## Exercise description:
Copy out the listing below word for word, leaving every line as it is.
** start of Dataset excerpts **
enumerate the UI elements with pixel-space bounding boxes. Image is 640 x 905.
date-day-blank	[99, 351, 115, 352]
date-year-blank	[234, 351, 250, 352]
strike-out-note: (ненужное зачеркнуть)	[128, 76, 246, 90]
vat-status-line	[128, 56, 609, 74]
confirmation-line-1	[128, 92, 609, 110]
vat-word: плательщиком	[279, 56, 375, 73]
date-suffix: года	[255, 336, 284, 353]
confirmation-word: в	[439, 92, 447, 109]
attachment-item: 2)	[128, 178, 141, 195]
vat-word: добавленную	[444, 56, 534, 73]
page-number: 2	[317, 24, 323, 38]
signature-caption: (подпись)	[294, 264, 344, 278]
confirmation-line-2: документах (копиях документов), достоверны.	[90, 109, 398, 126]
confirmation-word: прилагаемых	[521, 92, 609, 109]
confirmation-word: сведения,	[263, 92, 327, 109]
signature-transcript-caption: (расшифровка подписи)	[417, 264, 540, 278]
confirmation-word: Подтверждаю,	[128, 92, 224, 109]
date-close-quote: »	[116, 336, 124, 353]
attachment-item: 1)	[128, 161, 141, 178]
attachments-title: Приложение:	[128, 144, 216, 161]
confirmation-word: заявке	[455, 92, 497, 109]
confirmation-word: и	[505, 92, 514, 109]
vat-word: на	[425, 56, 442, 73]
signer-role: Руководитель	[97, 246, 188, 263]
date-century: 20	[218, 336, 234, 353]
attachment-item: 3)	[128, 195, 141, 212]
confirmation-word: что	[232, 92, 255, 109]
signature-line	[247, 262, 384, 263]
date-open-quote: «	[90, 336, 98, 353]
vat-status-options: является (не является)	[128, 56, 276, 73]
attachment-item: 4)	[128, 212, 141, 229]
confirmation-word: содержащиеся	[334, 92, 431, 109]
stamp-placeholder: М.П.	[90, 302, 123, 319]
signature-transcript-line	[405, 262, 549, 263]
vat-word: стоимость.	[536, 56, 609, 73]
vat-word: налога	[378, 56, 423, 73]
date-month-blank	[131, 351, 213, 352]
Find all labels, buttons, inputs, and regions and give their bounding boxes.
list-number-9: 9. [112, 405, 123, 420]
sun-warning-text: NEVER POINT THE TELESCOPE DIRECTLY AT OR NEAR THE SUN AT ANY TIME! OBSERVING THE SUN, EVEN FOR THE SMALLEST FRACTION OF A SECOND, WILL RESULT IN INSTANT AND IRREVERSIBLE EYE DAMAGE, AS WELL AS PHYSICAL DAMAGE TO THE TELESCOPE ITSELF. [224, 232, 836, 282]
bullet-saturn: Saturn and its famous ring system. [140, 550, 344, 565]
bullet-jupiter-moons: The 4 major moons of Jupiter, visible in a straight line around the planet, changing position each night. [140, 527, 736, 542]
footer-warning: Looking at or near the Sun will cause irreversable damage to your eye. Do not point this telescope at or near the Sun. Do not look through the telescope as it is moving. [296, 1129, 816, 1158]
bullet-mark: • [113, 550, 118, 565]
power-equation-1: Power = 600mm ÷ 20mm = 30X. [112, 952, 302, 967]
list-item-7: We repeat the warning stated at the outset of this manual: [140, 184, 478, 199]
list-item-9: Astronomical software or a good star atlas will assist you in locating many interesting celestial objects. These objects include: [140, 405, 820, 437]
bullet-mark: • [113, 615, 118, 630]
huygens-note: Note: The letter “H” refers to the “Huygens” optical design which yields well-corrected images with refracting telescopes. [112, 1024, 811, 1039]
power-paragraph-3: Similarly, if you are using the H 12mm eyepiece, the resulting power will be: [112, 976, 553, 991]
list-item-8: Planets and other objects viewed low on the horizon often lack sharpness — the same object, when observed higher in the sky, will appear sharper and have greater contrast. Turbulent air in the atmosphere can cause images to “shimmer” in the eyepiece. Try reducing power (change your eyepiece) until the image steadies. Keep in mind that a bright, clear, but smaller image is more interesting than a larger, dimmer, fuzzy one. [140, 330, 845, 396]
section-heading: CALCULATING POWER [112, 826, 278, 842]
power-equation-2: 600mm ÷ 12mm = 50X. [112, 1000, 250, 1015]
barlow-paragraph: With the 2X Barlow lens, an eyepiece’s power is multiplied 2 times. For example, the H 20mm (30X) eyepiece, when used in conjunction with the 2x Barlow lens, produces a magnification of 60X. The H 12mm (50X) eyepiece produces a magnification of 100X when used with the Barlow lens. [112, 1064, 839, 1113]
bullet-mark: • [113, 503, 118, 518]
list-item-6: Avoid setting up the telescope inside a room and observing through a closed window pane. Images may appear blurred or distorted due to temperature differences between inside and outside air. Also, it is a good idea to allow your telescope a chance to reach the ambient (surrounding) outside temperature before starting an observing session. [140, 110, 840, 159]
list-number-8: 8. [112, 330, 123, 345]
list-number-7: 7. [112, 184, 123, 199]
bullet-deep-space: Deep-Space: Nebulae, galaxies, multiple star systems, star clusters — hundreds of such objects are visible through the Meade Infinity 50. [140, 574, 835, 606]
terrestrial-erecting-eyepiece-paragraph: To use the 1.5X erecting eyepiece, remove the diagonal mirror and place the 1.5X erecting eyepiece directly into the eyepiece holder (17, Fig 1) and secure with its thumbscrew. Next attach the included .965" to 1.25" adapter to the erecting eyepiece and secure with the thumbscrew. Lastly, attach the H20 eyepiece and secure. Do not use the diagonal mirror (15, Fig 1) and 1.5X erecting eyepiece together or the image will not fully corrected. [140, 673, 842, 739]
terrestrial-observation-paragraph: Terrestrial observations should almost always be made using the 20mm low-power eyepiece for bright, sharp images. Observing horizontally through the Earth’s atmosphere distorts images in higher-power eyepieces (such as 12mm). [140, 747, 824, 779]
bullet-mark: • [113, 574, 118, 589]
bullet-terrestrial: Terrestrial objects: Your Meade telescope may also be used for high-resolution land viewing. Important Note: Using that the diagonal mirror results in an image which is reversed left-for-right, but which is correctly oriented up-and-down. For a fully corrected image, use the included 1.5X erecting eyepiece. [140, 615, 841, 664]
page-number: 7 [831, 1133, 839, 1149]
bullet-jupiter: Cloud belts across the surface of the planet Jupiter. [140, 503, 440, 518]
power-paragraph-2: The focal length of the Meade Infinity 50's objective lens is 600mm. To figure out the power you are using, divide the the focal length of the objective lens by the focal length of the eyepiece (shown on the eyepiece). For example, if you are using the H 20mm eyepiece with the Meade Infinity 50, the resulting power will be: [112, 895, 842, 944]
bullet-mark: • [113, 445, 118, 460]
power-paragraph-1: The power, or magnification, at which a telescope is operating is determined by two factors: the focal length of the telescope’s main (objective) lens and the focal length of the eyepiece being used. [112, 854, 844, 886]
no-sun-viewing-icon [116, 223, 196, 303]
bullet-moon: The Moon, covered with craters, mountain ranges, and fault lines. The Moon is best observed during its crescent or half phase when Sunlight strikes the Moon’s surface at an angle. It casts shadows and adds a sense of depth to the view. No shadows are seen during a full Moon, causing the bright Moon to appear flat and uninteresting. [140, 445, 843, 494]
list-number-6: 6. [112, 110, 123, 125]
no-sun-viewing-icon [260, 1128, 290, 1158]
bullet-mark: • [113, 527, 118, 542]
** end of Dataset excerpts **
## Result of the task:
enumerate the UI elements with pixel-space bounding boxes. Image is 640 x 905.
date-day-blank	[99, 351, 115, 352]
date-year-blank	[234, 351, 250, 352]
strike-out-note: (ненужное зачеркнуть)	[128, 76, 246, 90]
vat-status-line	[128, 56, 609, 74]
confirmation-line-1	[128, 92, 609, 110]
vat-word: плательщиком	[279, 56, 375, 73]
date-suffix: года	[255, 336, 284, 353]
confirmation-word: в	[439, 92, 447, 109]
attachment-item: 2)	[128, 178, 141, 195]
vat-word: добавленную	[444, 56, 534, 73]
page-number: 2	[317, 24, 323, 38]
signature-caption: (подпись)	[294, 264, 344, 278]
confirmation-line-2: документах (копиях документов), достоверны.	[90, 109, 398, 126]
confirmation-word: прилагаемых	[521, 92, 609, 109]
confirmation-word: сведения,	[263, 92, 327, 109]
signature-transcript-caption: (расшифровка подписи)	[417, 264, 540, 278]
confirmation-word: Подтверждаю,	[128, 92, 224, 109]
date-close-quote: »	[116, 336, 124, 353]
attachment-item: 1)	[128, 161, 141, 178]
attachments-title: Приложение:	[128, 144, 216, 161]
confirmation-word: заявке	[455, 92, 497, 109]
confirmation-word: и	[505, 92, 514, 109]
vat-word: на	[425, 56, 442, 73]
signer-role: Руководитель	[97, 246, 188, 263]
date-century: 20	[218, 336, 234, 353]
attachment-item: 3)	[128, 195, 141, 212]
confirmation-word: что	[232, 92, 255, 109]
signature-line	[247, 262, 384, 263]
date-open-quote: «	[90, 336, 98, 353]
vat-status-options: является (не является)	[128, 56, 276, 73]
attachment-item: 4)	[128, 212, 141, 229]
confirmation-word: содержащиеся	[334, 92, 431, 109]
stamp-placeholder: М.П.	[90, 302, 123, 319]
signature-transcript-line	[405, 262, 549, 263]
vat-word: стоимость.	[536, 56, 609, 73]
vat-word: налога	[378, 56, 423, 73]
date-month-blank	[131, 351, 213, 352]
Find all labels, buttons, inputs, and regions and give their bounding boxes.
list-number-9: 9. [112, 405, 123, 420]
sun-warning-text: NEVER POINT THE TELESCOPE DIRECTLY AT OR NEAR THE SUN AT ANY TIME! OBSERVING THE SUN, EVEN FOR THE SMALLEST FRACTION OF A SECOND, WILL RESULT IN INSTANT AND IRREVERSIBLE EYE DAMAGE, AS WELL AS PHYSICAL DAMAGE TO THE TELESCOPE ITSELF. [224, 232, 836, 282]
bullet-saturn: Saturn and its famous ring system. [140, 550, 344, 565]
bullet-jupiter-moons: The 4 major moons of Jupiter, visible in a straight line around the planet, changing position each night. [140, 527, 736, 542]
footer-warning: Looking at or near the Sun will cause irreversable damage to your eye. Do not point this telescope at or near the Sun. Do not look through the telescope as it is moving. [296, 1129, 816, 1158]
bullet-mark: • [113, 550, 118, 565]
power-equation-1: Power = 600mm ÷ 20mm = 30X. [112, 952, 302, 967]
list-item-7: We repeat the warning stated at the outset of this manual: [140, 184, 478, 199]
list-item-9: Astronomical software or a good star atlas will assist you in locating many interesting celestial objects. These objects include: [140, 405, 820, 437]
bullet-mark: • [113, 615, 118, 630]
huygens-note: Note: The letter “H” refers to the “Huygens” optical design which yields well-corrected images with refracting telescopes. [112, 1024, 811, 1039]
power-paragraph-3: Similarly, if you are using the H 12mm eyepiece, the resulting power will be: [112, 976, 553, 991]
list-item-8: Planets and other objects viewed low on the horizon often lack sharpness — the same object, when observed higher in the sky, will appear sharper and have greater contrast. Turbulent air in the atmosphere can cause images to “shimmer” in the eyepiece. Try reducing power (change your eyepiece) until the image steadies. Keep in mind that a bright, clear, but smaller image is more interesting than a larger, dimmer, fuzzy one. [140, 330, 845, 396]
section-heading: CALCULATING POWER [112, 826, 278, 842]
power-equation-2: 600mm ÷ 12mm = 50X. [112, 1000, 250, 1015]
barlow-paragraph: With the 2X Barlow lens, an eyepiece’s power is multiplied 2 times. For example, the H 20mm (30X) eyepiece, when used in conjunction with the 2x Barlow lens, produces a magnification of 60X. The H 12mm (50X) eyepiece produces a magnification of 100X when used with the Barlow lens. [112, 1064, 839, 1113]
bullet-mark: • [113, 503, 118, 518]
list-item-6: Avoid setting up the telescope inside a room and observing through a closed window pane. Images may appear blurred or distorted due to temperature differences between inside and outside air. Also, it is a good idea to allow your telescope a chance to reach the ambient (surrounding) outside temperature before starting an observing session. [140, 110, 840, 159]
list-number-8: 8. [112, 330, 123, 345]
list-number-7: 7. [112, 184, 123, 199]
bullet-deep-space: Deep-Space: Nebulae, galaxies, multiple star systems, star clusters — hundreds of such objects are visible through the Meade Infinity 50. [140, 574, 835, 606]
terrestrial-erecting-eyepiece-paragraph: To use the 1.5X erecting eyepiece, remove the diagonal mirror and place the 1.5X erecting eyepiece directly into the eyepiece holder (17, Fig 1) and secure with its thumbscrew. Next attach the included .965" to 1.25" adapter to the erecting eyepiece and secure with the thumbscrew. Lastly, attach the H20 eyepiece and secure. Do not use the diagonal mirror (15, Fig 1) and 1.5X erecting eyepiece together or the image will not fully corrected. [140, 673, 842, 739]
terrestrial-observation-paragraph: Terrestrial observations should almost always be made using the 20mm low-power eyepiece for bright, sharp images. Observing horizontally through the Earth’s atmosphere distorts images in higher-power eyepieces (such as 12mm). [140, 747, 824, 779]
bullet-mark: • [113, 574, 118, 589]
bullet-terrestrial: Terrestrial objects: Your Meade telescope may also be used for high-resolution land viewing. Important Note: Using that the diagonal mirror results in an image which is reversed left-for-right, but which is correctly oriented up-and-down. For a fully corrected image, use the included 1.5X erecting eyepiece. [140, 615, 841, 664]
page-number: 7 [831, 1133, 839, 1149]
bullet-jupiter: Cloud belts across the surface of the planet Jupiter. [140, 503, 440, 518]
power-paragraph-2: The focal length of the Meade Infinity 50's objective lens is 600mm. To figure out the power you are using, divide the the focal length of the objective lens by the focal length of the eyepiece (shown on the eyepiece). For example, if you are using the H 20mm eyepiece with the Meade Infinity 50, the resulting power will be: [112, 895, 842, 944]
bullet-mark: • [113, 445, 118, 460]
power-paragraph-1: The power, or magnification, at which a telescope is operating is determined by two factors: the focal length of the telescope’s main (objective) lens and the focal length of the eyepiece being used. [112, 854, 844, 886]
no-sun-viewing-icon [116, 223, 196, 303]
bullet-moon: The Moon, covered with craters, mountain ranges, and fault lines. The Moon is best observed during its crescent or half phase when Sunlight strikes the Moon’s surface at an angle. It casts shadows and adds a sense of depth to the view. No shadows are seen during a full Moon, causing the bright Moon to appear flat and uninteresting. [140, 445, 843, 494]
list-number-6: 6. [112, 110, 123, 125]
no-sun-viewing-icon [260, 1128, 290, 1158]
bullet-mark: • [113, 527, 118, 542]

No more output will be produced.